Exercise:
Go through the data below and copy it exactly, skipping every picture.

Entries taken from a collection

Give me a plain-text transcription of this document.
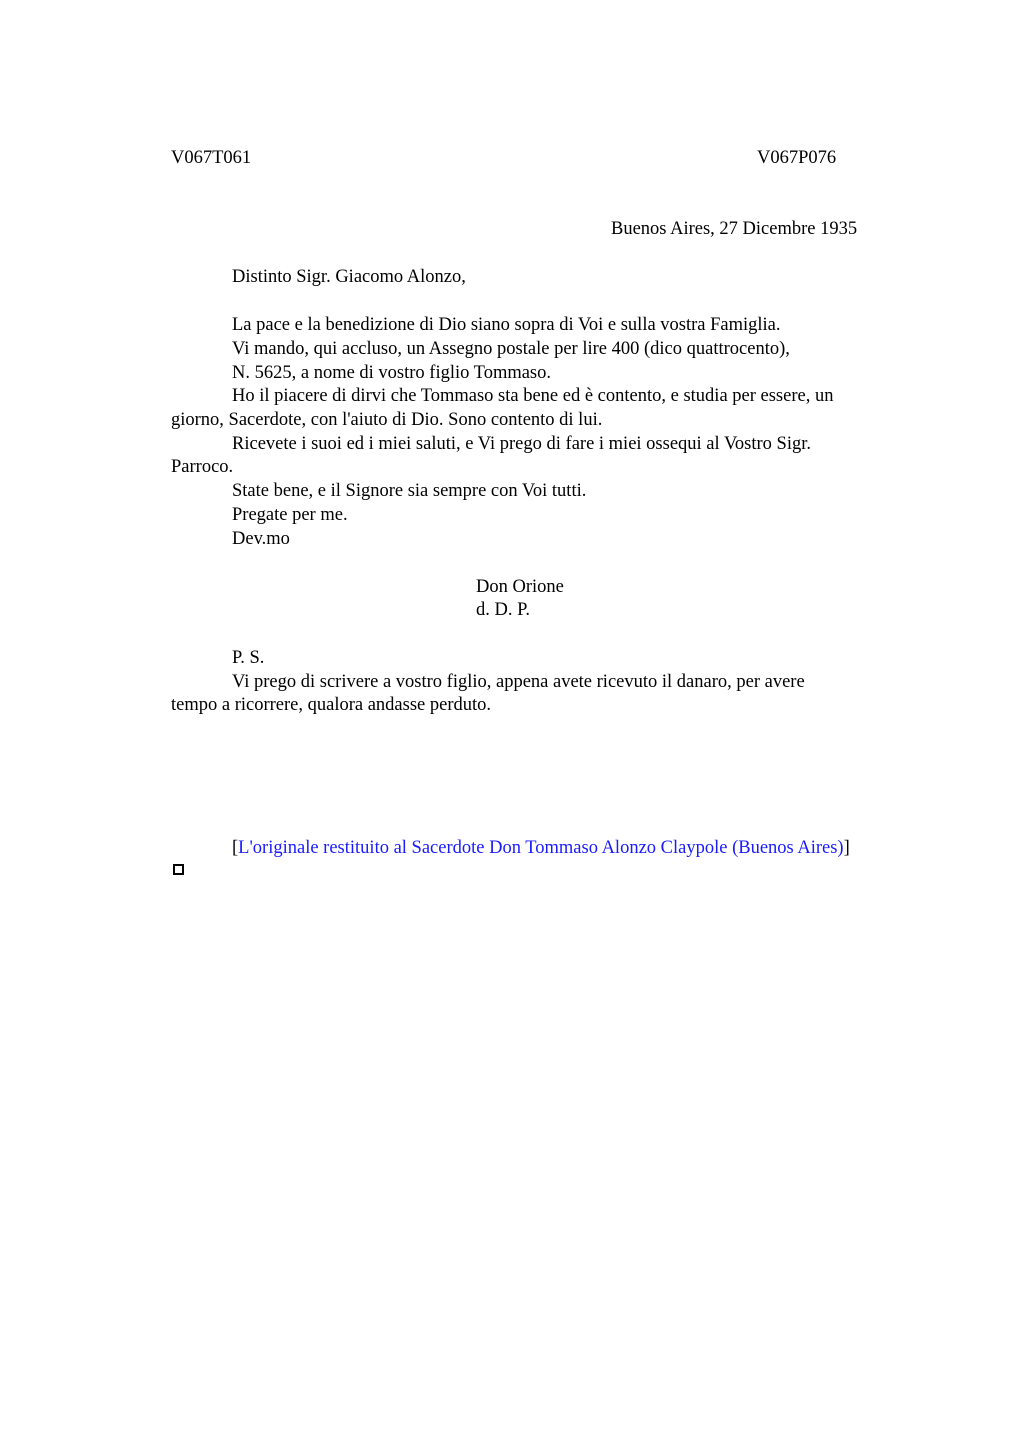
V067T061	V067P076
Buenos Aires, 27 Dicembre 1935
Distinto Sigr. Giacomo Alonzo,
La pace e la benedizione di Dio siano sopra di Voi e sulla vostra Famiglia.
Vi mando, qui accluso, un Assegno postale per lire 400 (dico quattrocento),
N. 5625, a nome di vostro figlio Tommaso.
Ho il piacere di dirvi che Tommaso sta bene ed è contento, e studia per essere, un
giorno, Sacerdote, con l'aiuto di Dio. Sono contento di lui.
Ricevete i suoi ed i miei saluti, e Vi prego di fare i miei ossequi al Vostro Sigr.
Parroco.
State bene, e il Signore sia sempre con Voi tutti.
Pregate per me.
Dev.mo
Don Orione
d. D. P.
P. S.
Vi prego di scrivere a vostro figlio, appena avete ricevuto il danaro, per avere
tempo a ricorrere, qualora andasse perduto.
[L'originale restituito al Sacerdote Don Tommaso Alonzo Claypole (Buenos Aires)]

Full solution:
Give me a plain-text transcription of this document.
V067T061	V067P076
Buenos Aires, 27 Dicembre 1935
Distinto Sigr. Giacomo Alonzo,
La pace e la benedizione di Dio siano sopra di Voi e sulla vostra Famiglia.
Vi mando, qui accluso, un Assegno postale per lire 400 (dico quattrocento),
N. 5625, a nome di vostro figlio Tommaso.
Ho il piacere di dirvi che Tommaso sta bene ed è contento, e studia per essere, un
giorno, Sacerdote, con l'aiuto di Dio. Sono contento di lui.
Ricevete i suoi ed i miei saluti, e Vi prego di fare i miei ossequi al Vostro Sigr.
Parroco.
State bene, e il Signore sia sempre con Voi tutti.
Pregate per me.
Dev.mo
Don Orione
d. D. P.
P. S.
Vi prego di scrivere a vostro figlio, appena avete ricevuto il danaro, per avere
tempo a ricorrere, qualora andasse perduto.
[L'originale restituito al Sacerdote Don Tommaso Alonzo Claypole (Buenos Aires)]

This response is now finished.